** REQUIREMENTS **
Identify the lines that contain the word "structured" and copy each one.

** RAW DATA **
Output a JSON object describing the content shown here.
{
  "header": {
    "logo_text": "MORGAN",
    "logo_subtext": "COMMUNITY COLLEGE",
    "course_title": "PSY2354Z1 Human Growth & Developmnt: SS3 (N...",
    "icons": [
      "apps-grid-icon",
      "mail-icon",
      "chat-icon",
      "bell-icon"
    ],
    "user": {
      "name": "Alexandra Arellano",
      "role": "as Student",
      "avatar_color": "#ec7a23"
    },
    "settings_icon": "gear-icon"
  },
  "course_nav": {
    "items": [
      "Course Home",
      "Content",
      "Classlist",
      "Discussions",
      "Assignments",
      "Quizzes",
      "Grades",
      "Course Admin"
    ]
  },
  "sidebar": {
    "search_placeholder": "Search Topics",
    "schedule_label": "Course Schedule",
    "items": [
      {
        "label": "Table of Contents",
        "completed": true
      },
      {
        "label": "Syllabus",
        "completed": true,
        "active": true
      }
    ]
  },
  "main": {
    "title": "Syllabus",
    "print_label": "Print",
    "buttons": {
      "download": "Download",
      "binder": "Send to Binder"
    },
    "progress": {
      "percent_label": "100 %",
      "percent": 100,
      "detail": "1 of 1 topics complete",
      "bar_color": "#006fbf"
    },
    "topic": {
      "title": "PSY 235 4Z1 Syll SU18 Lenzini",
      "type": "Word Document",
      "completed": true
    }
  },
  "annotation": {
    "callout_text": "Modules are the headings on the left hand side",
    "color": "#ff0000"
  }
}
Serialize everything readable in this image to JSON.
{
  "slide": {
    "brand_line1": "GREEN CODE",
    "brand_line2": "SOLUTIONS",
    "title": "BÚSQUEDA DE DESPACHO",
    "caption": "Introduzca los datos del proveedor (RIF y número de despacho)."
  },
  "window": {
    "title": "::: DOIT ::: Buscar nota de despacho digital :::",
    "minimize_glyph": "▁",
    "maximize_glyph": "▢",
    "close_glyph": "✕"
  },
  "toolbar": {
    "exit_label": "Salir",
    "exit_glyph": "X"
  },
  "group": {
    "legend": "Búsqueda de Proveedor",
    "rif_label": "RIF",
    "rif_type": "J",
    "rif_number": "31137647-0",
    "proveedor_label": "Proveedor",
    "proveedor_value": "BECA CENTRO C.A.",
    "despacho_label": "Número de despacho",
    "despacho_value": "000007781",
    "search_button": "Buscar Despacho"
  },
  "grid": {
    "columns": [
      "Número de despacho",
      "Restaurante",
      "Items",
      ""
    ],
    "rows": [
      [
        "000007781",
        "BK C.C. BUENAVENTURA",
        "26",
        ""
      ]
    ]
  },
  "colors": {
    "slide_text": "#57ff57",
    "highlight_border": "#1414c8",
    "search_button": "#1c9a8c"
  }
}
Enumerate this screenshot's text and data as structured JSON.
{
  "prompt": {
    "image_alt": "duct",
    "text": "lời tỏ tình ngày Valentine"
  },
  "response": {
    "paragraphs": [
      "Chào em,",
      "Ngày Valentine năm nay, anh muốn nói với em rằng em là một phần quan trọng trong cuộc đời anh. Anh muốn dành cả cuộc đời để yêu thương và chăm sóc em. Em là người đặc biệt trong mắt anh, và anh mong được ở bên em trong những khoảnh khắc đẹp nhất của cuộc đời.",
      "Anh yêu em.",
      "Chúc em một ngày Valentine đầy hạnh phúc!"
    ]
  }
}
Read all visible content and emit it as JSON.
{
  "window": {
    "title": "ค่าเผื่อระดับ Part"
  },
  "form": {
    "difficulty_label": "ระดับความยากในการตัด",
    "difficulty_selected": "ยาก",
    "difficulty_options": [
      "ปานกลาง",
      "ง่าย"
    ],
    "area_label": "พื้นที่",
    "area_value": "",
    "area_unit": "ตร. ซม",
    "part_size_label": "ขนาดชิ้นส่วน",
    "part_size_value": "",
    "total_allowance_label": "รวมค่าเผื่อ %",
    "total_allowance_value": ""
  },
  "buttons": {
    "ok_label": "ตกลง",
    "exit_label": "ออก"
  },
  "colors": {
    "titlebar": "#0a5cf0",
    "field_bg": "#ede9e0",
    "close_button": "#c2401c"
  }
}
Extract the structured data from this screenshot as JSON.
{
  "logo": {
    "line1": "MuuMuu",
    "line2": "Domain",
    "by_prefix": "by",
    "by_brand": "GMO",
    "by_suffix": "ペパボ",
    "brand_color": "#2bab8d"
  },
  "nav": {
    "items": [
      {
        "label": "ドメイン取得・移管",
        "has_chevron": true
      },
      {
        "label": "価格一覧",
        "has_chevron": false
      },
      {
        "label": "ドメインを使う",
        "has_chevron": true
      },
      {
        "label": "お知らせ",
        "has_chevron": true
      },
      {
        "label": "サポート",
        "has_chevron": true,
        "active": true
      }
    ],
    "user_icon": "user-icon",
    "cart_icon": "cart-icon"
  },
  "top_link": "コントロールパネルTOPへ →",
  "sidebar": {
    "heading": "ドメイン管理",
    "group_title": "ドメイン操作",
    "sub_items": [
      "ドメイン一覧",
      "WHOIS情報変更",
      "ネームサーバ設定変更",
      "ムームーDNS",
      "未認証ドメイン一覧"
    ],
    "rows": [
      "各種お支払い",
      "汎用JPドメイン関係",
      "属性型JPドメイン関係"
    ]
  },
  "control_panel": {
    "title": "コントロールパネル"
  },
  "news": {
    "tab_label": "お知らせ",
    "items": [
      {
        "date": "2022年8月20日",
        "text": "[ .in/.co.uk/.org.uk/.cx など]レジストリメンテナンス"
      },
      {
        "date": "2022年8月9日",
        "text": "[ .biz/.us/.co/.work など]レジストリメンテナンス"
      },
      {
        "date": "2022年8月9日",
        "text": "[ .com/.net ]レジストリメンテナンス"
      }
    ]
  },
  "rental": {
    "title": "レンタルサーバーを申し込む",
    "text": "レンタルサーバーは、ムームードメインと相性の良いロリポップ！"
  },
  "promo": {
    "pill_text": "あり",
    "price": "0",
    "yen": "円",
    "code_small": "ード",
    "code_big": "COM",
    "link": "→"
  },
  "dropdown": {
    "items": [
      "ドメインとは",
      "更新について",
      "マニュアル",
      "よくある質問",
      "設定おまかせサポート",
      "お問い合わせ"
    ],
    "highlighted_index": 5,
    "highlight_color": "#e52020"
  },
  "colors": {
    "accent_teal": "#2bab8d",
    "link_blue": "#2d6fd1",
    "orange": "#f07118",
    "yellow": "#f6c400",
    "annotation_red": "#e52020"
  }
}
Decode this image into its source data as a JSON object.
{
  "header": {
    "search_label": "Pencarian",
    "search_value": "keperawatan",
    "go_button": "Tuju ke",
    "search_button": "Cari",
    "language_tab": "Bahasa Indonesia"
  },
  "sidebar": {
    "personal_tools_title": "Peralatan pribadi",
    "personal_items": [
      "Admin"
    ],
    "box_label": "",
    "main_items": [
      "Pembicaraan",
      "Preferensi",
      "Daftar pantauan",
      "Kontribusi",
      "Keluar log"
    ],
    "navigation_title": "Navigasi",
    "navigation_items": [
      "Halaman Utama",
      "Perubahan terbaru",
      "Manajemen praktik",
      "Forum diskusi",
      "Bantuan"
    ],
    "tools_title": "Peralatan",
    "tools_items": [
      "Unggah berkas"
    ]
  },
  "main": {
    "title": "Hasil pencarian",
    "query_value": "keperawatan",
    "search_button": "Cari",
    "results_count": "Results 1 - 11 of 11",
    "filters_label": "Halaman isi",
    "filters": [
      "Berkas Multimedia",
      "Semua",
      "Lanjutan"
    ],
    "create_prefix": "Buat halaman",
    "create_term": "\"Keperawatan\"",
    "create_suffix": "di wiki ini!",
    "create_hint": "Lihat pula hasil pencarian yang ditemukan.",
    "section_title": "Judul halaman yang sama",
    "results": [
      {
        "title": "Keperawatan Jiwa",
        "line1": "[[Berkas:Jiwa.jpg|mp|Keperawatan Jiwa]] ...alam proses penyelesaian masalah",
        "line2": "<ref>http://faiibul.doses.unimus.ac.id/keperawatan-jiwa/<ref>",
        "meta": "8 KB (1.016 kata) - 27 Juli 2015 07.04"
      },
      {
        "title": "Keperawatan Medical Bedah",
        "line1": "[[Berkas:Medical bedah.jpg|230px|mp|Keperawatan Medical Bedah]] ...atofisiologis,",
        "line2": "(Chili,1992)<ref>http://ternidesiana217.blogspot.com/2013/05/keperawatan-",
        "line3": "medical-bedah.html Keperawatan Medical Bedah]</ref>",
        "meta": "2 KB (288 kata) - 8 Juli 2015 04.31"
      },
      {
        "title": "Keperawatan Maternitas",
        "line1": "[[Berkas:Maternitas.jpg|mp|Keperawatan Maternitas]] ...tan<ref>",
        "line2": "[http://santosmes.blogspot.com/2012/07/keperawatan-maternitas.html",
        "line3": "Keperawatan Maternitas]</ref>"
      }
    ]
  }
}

** FINAL RESULT **
Enumerate this screenshot's text and data as structured JSON.
Extract the structured data from this screenshot as JSON.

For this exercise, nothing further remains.